### GIVEN RECORDS
--

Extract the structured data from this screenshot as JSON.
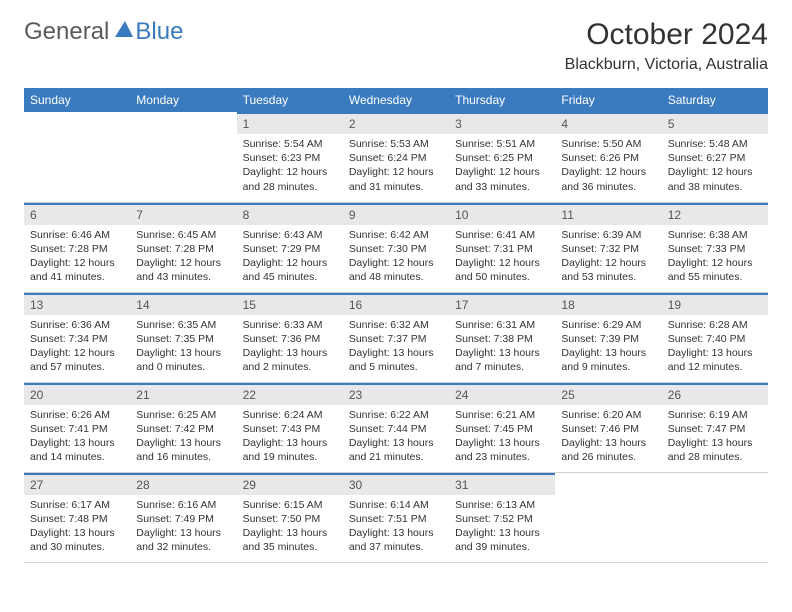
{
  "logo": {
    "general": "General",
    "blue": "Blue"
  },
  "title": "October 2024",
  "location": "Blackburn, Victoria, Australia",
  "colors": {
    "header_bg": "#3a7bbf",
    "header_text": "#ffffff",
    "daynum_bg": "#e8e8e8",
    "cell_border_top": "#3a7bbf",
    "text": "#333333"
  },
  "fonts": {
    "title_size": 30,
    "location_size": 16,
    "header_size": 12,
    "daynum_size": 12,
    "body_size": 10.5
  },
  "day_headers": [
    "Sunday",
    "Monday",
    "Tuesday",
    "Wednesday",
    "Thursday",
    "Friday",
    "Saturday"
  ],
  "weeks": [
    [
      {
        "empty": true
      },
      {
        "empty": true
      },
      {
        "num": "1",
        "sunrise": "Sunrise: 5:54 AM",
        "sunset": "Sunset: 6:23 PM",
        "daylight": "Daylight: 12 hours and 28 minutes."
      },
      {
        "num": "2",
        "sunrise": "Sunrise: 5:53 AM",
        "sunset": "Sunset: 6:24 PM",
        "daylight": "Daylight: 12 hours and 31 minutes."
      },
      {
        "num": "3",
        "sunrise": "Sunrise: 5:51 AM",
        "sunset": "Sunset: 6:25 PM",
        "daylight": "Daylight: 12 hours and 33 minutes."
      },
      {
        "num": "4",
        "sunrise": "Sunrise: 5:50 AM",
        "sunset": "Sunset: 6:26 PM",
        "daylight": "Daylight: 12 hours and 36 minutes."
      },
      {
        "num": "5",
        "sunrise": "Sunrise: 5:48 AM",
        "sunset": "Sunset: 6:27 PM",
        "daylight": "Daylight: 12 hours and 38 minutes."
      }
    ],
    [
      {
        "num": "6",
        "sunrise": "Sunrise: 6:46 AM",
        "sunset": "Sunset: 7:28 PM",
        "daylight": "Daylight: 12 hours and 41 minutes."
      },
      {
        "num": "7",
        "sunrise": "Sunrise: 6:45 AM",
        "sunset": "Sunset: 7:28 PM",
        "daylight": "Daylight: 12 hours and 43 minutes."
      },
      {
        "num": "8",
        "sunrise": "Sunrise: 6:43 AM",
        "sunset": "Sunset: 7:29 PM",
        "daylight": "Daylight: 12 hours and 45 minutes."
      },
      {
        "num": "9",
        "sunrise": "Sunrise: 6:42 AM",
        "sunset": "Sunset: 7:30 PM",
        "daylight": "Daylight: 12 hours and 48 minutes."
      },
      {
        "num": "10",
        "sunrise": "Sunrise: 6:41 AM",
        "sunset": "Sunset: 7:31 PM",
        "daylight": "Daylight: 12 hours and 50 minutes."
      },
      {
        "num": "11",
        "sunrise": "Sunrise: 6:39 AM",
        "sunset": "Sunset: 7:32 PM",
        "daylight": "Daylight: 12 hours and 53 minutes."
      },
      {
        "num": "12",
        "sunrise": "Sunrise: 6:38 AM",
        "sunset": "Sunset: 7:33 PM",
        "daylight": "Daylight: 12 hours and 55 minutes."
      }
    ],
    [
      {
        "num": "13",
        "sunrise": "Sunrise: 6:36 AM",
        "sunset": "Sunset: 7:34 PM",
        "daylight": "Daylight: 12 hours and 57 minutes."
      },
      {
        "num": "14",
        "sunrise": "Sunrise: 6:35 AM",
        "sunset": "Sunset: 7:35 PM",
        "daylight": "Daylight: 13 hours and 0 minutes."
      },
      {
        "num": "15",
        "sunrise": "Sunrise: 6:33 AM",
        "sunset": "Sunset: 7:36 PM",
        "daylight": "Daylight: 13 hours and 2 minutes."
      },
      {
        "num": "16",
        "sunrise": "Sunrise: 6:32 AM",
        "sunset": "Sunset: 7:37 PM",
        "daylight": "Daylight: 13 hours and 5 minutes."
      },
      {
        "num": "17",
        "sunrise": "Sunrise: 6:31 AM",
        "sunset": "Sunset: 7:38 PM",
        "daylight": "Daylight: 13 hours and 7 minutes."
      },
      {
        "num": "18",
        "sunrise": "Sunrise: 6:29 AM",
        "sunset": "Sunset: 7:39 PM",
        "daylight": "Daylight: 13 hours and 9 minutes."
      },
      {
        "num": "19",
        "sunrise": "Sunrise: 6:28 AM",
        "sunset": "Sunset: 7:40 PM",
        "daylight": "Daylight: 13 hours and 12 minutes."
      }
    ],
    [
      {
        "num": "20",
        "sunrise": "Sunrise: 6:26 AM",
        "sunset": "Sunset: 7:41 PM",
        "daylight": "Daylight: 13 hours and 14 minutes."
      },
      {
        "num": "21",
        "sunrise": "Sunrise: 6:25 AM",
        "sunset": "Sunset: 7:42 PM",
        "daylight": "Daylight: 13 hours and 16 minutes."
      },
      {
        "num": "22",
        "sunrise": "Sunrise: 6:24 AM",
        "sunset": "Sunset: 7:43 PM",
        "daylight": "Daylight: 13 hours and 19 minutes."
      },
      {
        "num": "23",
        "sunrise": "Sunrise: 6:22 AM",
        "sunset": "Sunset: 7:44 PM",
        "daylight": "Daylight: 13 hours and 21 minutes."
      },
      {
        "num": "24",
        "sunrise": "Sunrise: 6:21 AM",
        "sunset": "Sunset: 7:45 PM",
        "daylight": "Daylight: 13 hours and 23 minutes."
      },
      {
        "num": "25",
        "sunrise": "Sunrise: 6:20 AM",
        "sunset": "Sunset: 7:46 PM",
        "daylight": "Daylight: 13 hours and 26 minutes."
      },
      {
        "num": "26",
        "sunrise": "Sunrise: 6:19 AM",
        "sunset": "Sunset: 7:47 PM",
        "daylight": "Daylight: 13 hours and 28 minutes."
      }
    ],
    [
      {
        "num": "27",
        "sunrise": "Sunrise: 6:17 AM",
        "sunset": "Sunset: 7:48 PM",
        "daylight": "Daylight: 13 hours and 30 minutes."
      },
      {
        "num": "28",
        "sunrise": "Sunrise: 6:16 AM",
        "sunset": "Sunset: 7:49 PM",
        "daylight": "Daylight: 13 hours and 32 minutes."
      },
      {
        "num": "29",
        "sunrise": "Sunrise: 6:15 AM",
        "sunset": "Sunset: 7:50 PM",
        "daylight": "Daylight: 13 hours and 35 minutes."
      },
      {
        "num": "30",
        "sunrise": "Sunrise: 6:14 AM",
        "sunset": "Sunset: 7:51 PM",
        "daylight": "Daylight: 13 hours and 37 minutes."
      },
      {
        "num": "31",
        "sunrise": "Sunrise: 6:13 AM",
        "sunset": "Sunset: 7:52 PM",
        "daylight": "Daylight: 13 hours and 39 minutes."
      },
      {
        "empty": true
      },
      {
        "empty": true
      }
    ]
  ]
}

--

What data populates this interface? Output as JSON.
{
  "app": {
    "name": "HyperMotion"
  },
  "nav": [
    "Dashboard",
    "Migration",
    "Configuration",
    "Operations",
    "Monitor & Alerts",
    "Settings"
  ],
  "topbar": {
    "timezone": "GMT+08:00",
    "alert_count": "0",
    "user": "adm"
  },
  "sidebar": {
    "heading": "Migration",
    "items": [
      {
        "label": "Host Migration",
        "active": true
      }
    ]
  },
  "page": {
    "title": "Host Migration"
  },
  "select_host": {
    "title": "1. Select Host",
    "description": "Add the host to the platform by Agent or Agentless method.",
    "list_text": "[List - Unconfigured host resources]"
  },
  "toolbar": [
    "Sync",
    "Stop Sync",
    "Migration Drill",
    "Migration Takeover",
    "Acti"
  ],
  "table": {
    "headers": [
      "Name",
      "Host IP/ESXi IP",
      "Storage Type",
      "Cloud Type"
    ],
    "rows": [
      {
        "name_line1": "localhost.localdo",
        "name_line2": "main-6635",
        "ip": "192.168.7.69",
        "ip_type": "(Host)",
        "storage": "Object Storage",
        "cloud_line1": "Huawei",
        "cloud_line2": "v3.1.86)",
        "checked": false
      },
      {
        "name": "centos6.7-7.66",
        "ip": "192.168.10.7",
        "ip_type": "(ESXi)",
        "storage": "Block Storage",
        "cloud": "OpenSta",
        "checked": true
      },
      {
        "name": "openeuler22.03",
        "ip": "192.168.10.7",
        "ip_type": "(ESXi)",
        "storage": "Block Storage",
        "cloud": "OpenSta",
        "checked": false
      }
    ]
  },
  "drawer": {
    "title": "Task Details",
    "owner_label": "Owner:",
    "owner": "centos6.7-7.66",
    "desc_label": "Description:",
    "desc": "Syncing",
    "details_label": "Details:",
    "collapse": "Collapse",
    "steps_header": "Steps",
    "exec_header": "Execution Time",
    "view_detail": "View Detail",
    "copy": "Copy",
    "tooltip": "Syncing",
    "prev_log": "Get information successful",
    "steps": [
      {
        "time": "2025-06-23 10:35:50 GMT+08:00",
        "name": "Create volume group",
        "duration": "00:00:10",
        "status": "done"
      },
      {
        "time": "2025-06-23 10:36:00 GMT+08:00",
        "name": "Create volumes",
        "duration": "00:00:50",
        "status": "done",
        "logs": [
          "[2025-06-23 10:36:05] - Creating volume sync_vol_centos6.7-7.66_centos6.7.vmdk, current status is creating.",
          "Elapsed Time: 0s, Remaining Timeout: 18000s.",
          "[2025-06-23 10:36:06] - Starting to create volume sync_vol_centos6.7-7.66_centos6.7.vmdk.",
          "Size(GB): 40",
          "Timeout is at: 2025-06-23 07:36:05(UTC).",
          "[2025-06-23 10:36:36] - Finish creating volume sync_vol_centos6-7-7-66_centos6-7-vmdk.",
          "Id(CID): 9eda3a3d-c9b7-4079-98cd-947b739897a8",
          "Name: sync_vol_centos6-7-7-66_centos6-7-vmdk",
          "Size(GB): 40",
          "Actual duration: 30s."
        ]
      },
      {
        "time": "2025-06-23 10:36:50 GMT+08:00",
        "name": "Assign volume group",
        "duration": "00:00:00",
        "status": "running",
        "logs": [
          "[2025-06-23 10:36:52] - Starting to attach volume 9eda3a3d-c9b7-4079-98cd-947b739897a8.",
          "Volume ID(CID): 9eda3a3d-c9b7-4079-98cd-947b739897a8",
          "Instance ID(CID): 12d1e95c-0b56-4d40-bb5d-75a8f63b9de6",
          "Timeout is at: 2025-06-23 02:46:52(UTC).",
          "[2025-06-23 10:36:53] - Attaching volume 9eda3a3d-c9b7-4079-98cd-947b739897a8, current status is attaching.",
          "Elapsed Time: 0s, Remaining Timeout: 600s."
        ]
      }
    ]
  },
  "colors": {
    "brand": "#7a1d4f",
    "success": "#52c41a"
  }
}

--

### DIRECTION
Where a line above contains the word "Details", copy that line.

### WRITTEN REPLY
    "title": "Task Details",
    "details_label": "Details:",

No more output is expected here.